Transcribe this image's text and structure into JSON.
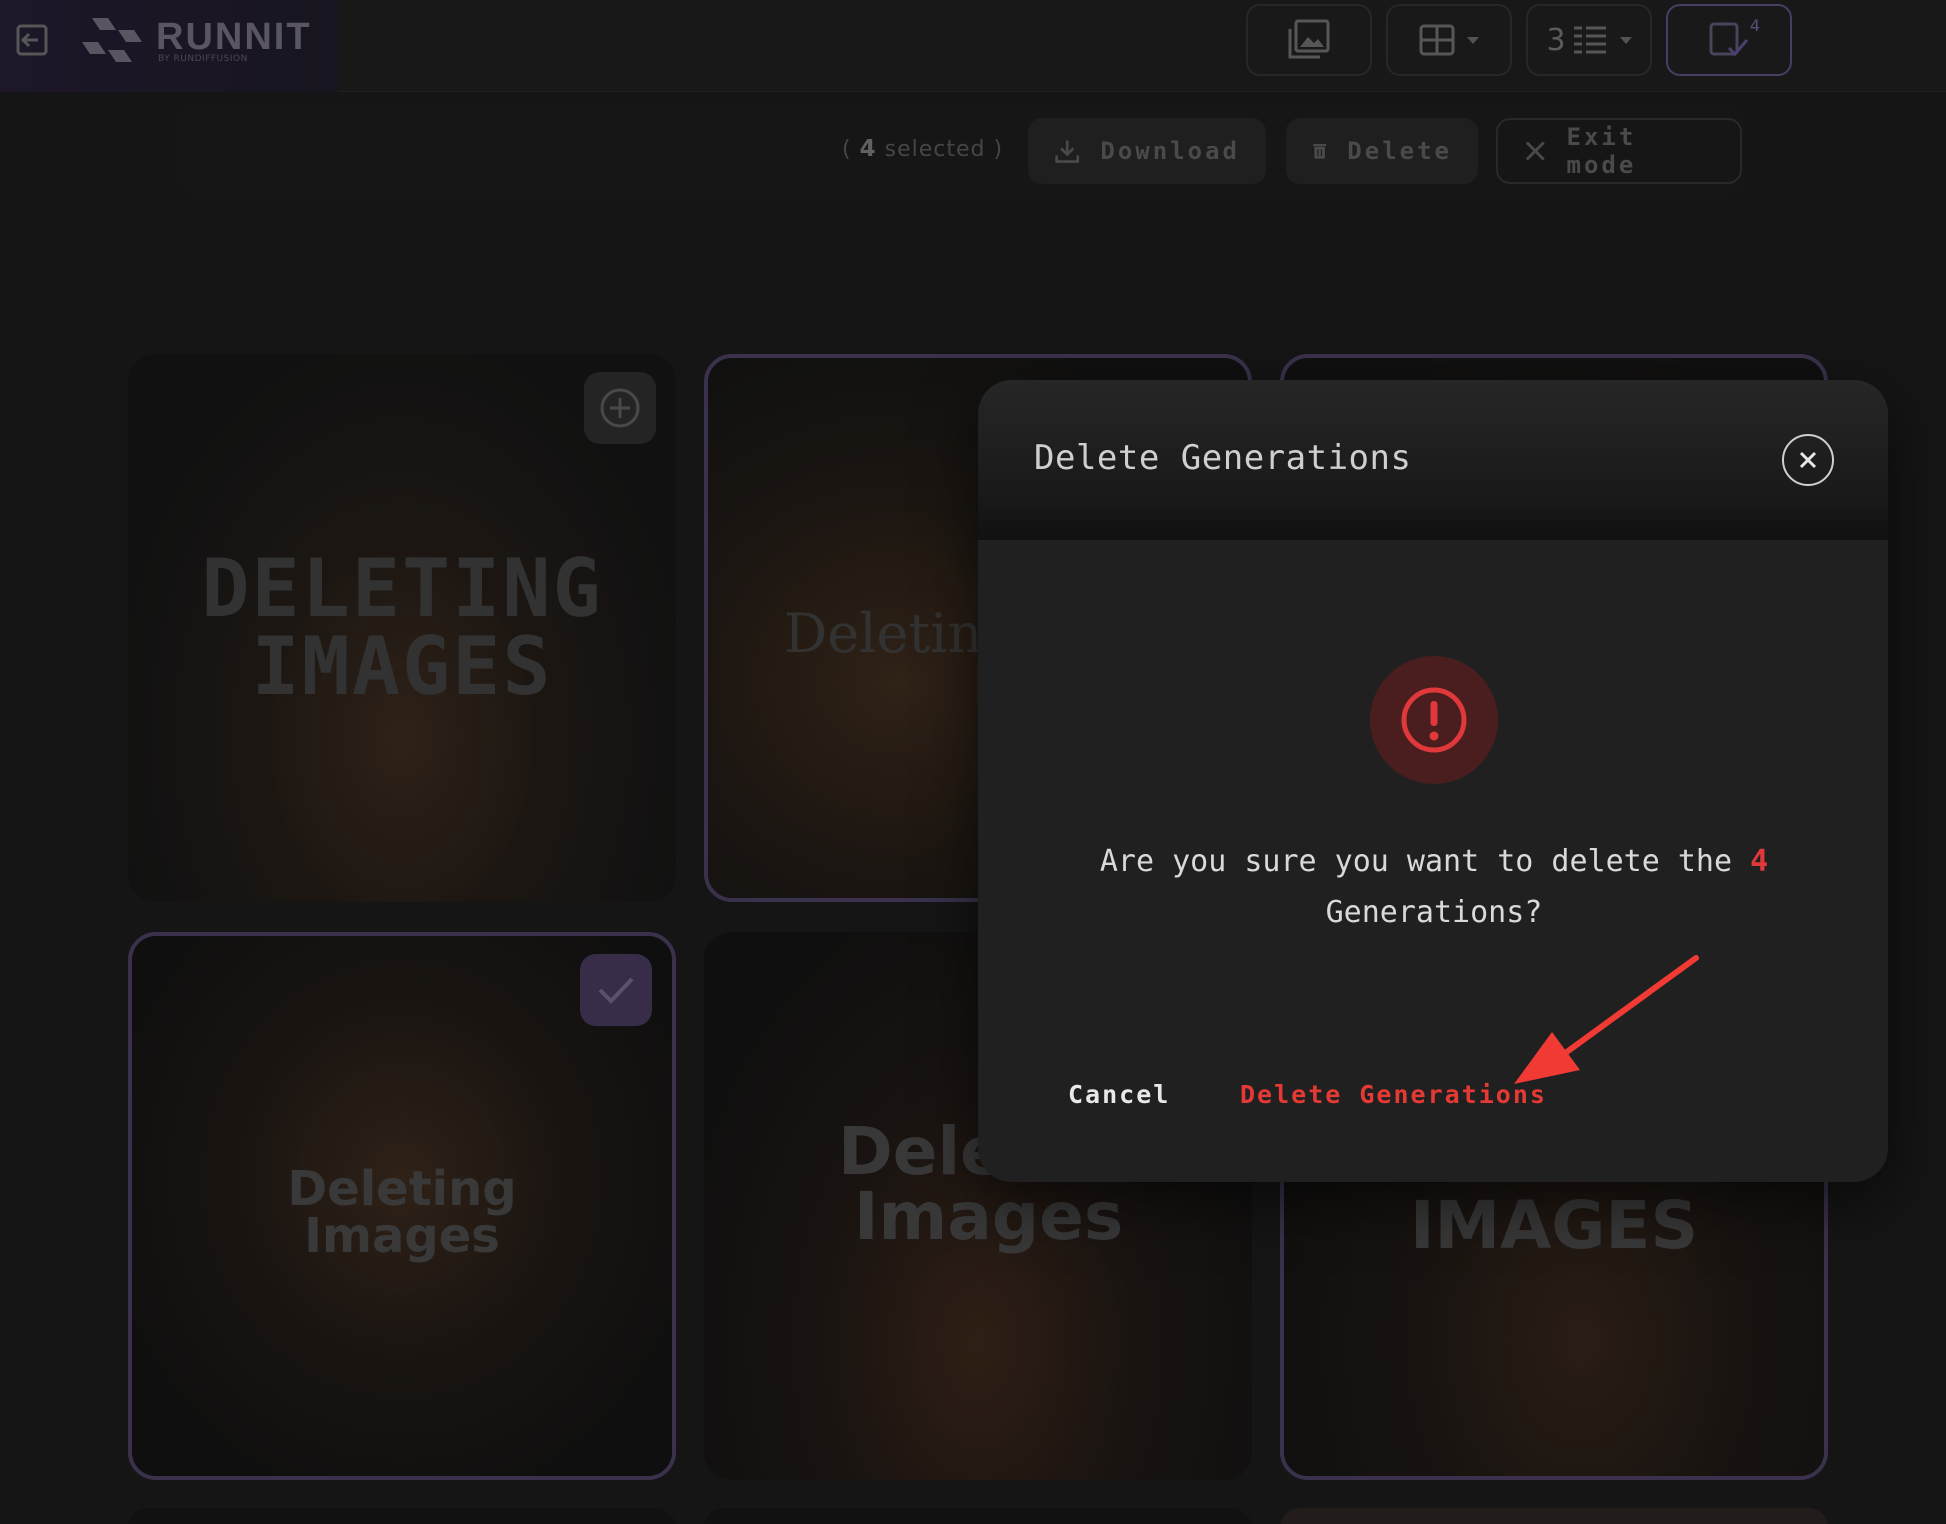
{
  "app": {
    "brand_name": "RUNNIT",
    "brand_sub": "BY RUNDIFFUSION"
  },
  "toolbar": {
    "columns_count": "3",
    "selected_badge": "4"
  },
  "selection_bar": {
    "count": "4",
    "count_suffix": "selected",
    "open_paren": "(",
    "close_paren": ")",
    "download_label": "Download",
    "delete_label": "Delete",
    "exit_label": "Exit mode"
  },
  "cards": [
    {
      "title_line1": "DELETING",
      "title_line2": "IMAGES",
      "selected": false
    },
    {
      "title_line1": "Deleting",
      "title_line2": "",
      "selected": true
    },
    {
      "title_line1": "",
      "title_line2": "",
      "selected": true
    },
    {
      "title_line1": "Deleting",
      "title_line2": "Images",
      "selected": true
    },
    {
      "title_line1": "Dele",
      "title_line2": "Images",
      "selected": false
    },
    {
      "title_line1": "",
      "title_line2": "IMAGES",
      "selected": true
    }
  ],
  "modal": {
    "title": "Delete Generations",
    "message_before": "Are you sure you want to delete the",
    "message_count": "4",
    "message_after": "Generations?",
    "cancel_label": "Cancel",
    "confirm_label": "Delete Generations"
  },
  "colors": {
    "danger": "#e53935",
    "accent": "#5a4b7a"
  }
}
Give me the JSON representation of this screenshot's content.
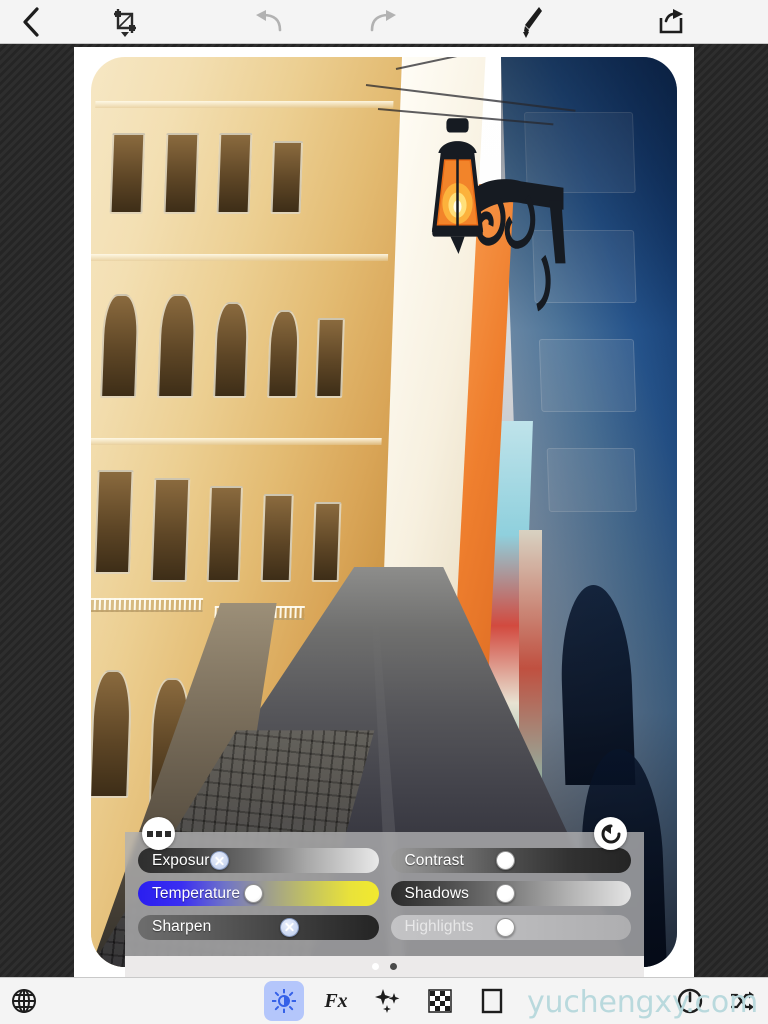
{
  "app": {
    "background_color": "#2b2b2b",
    "accent_color": "#b4c6fb",
    "watermark": "yuchengxy.com"
  },
  "top_toolbar": {
    "items": [
      {
        "name": "back",
        "icon": "chevron-left-icon",
        "enabled": true
      },
      {
        "name": "crop",
        "icon": "crop-straighten-icon",
        "enabled": true
      },
      {
        "name": "undo",
        "icon": "undo-arrow-icon",
        "enabled": false
      },
      {
        "name": "redo",
        "icon": "redo-arrow-icon",
        "enabled": false
      },
      {
        "name": "brush",
        "icon": "paint-brush-icon",
        "enabled": true
      },
      {
        "name": "share",
        "icon": "share-export-icon",
        "enabled": true
      }
    ]
  },
  "canvas": {
    "photo_alt": "Narrow colorful old-town street with a lit hanging lantern",
    "corner_radius": "34px"
  },
  "adjust_panel": {
    "more_button_icon": "three-squares-icon",
    "reset_button_icon": "reset-rotate-icon",
    "sliders": [
      {
        "label": "Exposure",
        "value": 34,
        "knob": "marked",
        "disabled": false,
        "gradient": "dark-to-light"
      },
      {
        "label": "Contrast",
        "value": 48,
        "knob": "plain",
        "disabled": false,
        "gradient": "light-to-dark"
      },
      {
        "label": "Temperature",
        "value": 48,
        "knob": "plain",
        "disabled": false,
        "gradient": "blue-to-yellow"
      },
      {
        "label": "Shadows",
        "value": 48,
        "knob": "plain",
        "disabled": false,
        "gradient": "dark-to-light"
      },
      {
        "label": "Sharpen",
        "value": 63,
        "knob": "marked",
        "disabled": false,
        "gradient": "light-to-dark"
      },
      {
        "label": "Highlights",
        "value": 48,
        "knob": "plain",
        "disabled": true,
        "gradient": "flat-grey"
      }
    ],
    "pages": {
      "count": 2,
      "active_index": 1
    }
  },
  "bottom_toolbar": {
    "left": [
      {
        "name": "globe",
        "icon": "globe-icon"
      }
    ],
    "tools": [
      {
        "name": "adjust",
        "icon": "brightness-sun-icon",
        "label": "",
        "selected": true
      },
      {
        "name": "effects",
        "icon": "fx-icon",
        "label": "Fx",
        "selected": false
      },
      {
        "name": "enhance",
        "icon": "sparkles-icon",
        "label": "",
        "selected": false
      },
      {
        "name": "texture",
        "icon": "checkerboard-icon",
        "label": "",
        "selected": false
      },
      {
        "name": "frames",
        "icon": "frame-square-icon",
        "label": "",
        "selected": false
      }
    ],
    "right": [
      {
        "name": "power",
        "icon": "power-circle-icon"
      },
      {
        "name": "shuffle",
        "icon": "shuffle-icon"
      }
    ]
  }
}
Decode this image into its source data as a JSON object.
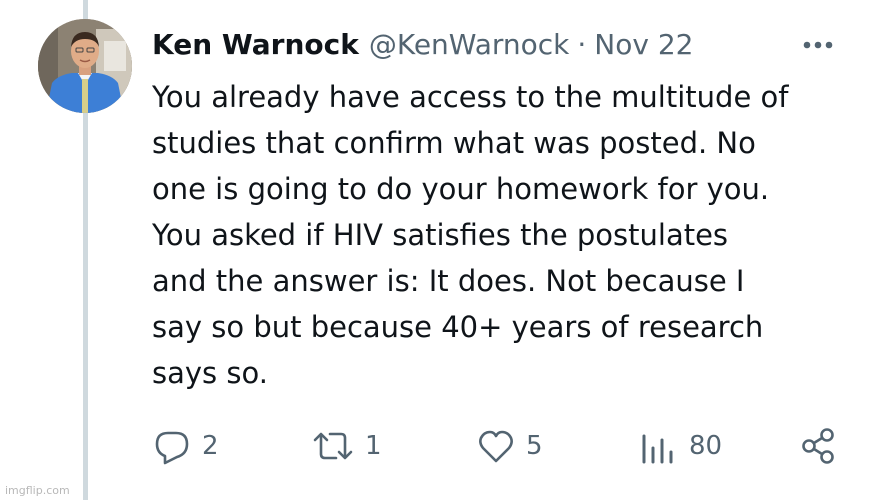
{
  "tweet": {
    "author_name": "Ken Warnock",
    "handle": "@KenWarnock",
    "separator": "·",
    "date": "Nov 22",
    "more_icon": "more-horizontal-icon",
    "body_lines": [
      "You already have access to the multitude of",
      "studies that confirm what was posted. No",
      "one is going to do your homework for you.",
      "You asked if HIV satisfies the postulates",
      "and the answer is: It does. Not because I",
      "say so but because 40+ years of research",
      "says so."
    ]
  },
  "actions": {
    "reply": {
      "icon": "reply-icon",
      "count": "2"
    },
    "retweet": {
      "icon": "retweet-icon",
      "count": "1"
    },
    "like": {
      "icon": "heart-icon",
      "count": "5"
    },
    "views": {
      "icon": "views-icon",
      "count": "80"
    },
    "share": {
      "icon": "share-icon"
    }
  },
  "watermark": "imgflip.com",
  "colors": {
    "text_primary": "#0f1419",
    "text_secondary": "#536471",
    "thread_line": "#cfd9de",
    "background": "#ffffff"
  }
}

• **Task objective**:
Copy every line above word for word and exclude the pictures.

• **Full solution**:
Transcribe this image's text and structure into JSON.
{
  "app": {
    "brand_name": "RUNNIT",
    "brand_sub": "BY RUNDIFFUSION"
  },
  "toolbar": {
    "columns_count": "3",
    "selected_badge": "4"
  },
  "selection_bar": {
    "count": "4",
    "count_suffix": "selected",
    "open_paren": "(",
    "close_paren": ")",
    "download_label": "Download",
    "delete_label": "Delete",
    "exit_label": "Exit mode"
  },
  "cards": [
    {
      "title_line1": "DELETING",
      "title_line2": "IMAGES",
      "selected": false
    },
    {
      "title_line1": "Deleting",
      "title_line2": "",
      "selected": true
    },
    {
      "title_line1": "",
      "title_line2": "",
      "selected": true
    },
    {
      "title_line1": "Deleting",
      "title_line2": "Images",
      "selected": true
    },
    {
      "title_line1": "Dele",
      "title_line2": "Images",
      "selected": false
    },
    {
      "title_line1": "",
      "title_line2": "IMAGES",
      "selected": true
    }
  ],
  "modal": {
    "title": "Delete Generations",
    "message_before": "Are you sure you want to delete the",
    "message_count": "4",
    "message_after": "Generations?",
    "cancel_label": "Cancel",
    "confirm_label": "Delete Generations"
  },
  "colors": {
    "danger": "#e53935",
    "accent": "#5a4b7a"
  }
}
Give me the JSON representation of this screenshot's content.
{
  "app": {
    "background_color": "#2b2b2b",
    "accent_color": "#b4c6fb",
    "watermark": "yuchengxy.com"
  },
  "top_toolbar": {
    "items": [
      {
        "name": "back",
        "icon": "chevron-left-icon",
        "enabled": true
      },
      {
        "name": "crop",
        "icon": "crop-straighten-icon",
        "enabled": true
      },
      {
        "name": "undo",
        "icon": "undo-arrow-icon",
        "enabled": false
      },
      {
        "name": "redo",
        "icon": "redo-arrow-icon",
        "enabled": false
      },
      {
        "name": "brush",
        "icon": "paint-brush-icon",
        "enabled": true
      },
      {
        "name": "share",
        "icon": "share-export-icon",
        "enabled": true
      }
    ]
  },
  "canvas": {
    "photo_alt": "Narrow colorful old-town street with a lit hanging lantern",
    "corner_radius": "34px"
  },
  "adjust_panel": {
    "more_button_icon": "three-squares-icon",
    "reset_button_icon": "reset-rotate-icon",
    "sliders": [
      {
        "label": "Exposure",
        "value": 34,
        "knob": "marked",
        "disabled": false,
        "gradient": "dark-to-light"
      },
      {
        "label": "Contrast",
        "value": 48,
        "knob": "plain",
        "disabled": false,
        "gradient": "light-to-dark"
      },
      {
        "label": "Temperature",
        "value": 48,
        "knob": "plain",
        "disabled": false,
        "gradient": "blue-to-yellow"
      },
      {
        "label": "Shadows",
        "value": 48,
        "knob": "plain",
        "disabled": false,
        "gradient": "dark-to-light"
      },
      {
        "label": "Sharpen",
        "value": 63,
        "knob": "marked",
        "disabled": false,
        "gradient": "light-to-dark"
      },
      {
        "label": "Highlights",
        "value": 48,
        "knob": "plain",
        "disabled": true,
        "gradient": "flat-grey"
      }
    ],
    "pages": {
      "count": 2,
      "active_index": 1
    }
  },
  "bottom_toolbar": {
    "left": [
      {
        "name": "globe",
        "icon": "globe-icon"
      }
    ],
    "tools": [
      {
        "name": "adjust",
        "icon": "brightness-sun-icon",
        "label": "",
        "selected": true
      },
      {
        "name": "effects",
        "icon": "fx-icon",
        "label": "Fx",
        "selected": false
      },
      {
        "name": "enhance",
        "icon": "sparkles-icon",
        "label": "",
        "selected": false
      },
      {
        "name": "texture",
        "icon": "checkerboard-icon",
        "label": "",
        "selected": false
      },
      {
        "name": "frames",
        "icon": "frame-square-icon",
        "label": "",
        "selected": false
      }
    ],
    "right": [
      {
        "name": "power",
        "icon": "power-circle-icon"
      },
      {
        "name": "shuffle",
        "icon": "shuffle-icon"
      }
    ]
  }
}
Decode this image into its source data as a JSON object.
{
  "tweet": {
    "author_name": "Ken Warnock",
    "handle": "@KenWarnock",
    "separator": "·",
    "date": "Nov 22",
    "more_icon": "more-horizontal-icon",
    "body_lines": [
      "You already have access to the multitude of",
      "studies that confirm what was posted. No",
      "one is going to do your homework for you.",
      "You asked if HIV satisfies the postulates",
      "and the answer is: It does. Not because I",
      "say so but because 40+ years of research",
      "says so."
    ]
  },
  "actions": {
    "reply": {
      "icon": "reply-icon",
      "count": "2"
    },
    "retweet": {
      "icon": "retweet-icon",
      "count": "1"
    },
    "like": {
      "icon": "heart-icon",
      "count": "5"
    },
    "views": {
      "icon": "views-icon",
      "count": "80"
    },
    "share": {
      "icon": "share-icon"
    }
  },
  "watermark": "imgflip.com",
  "colors": {
    "text_primary": "#0f1419",
    "text_secondary": "#536471",
    "thread_line": "#cfd9de",
    "background": "#ffffff"
  }
}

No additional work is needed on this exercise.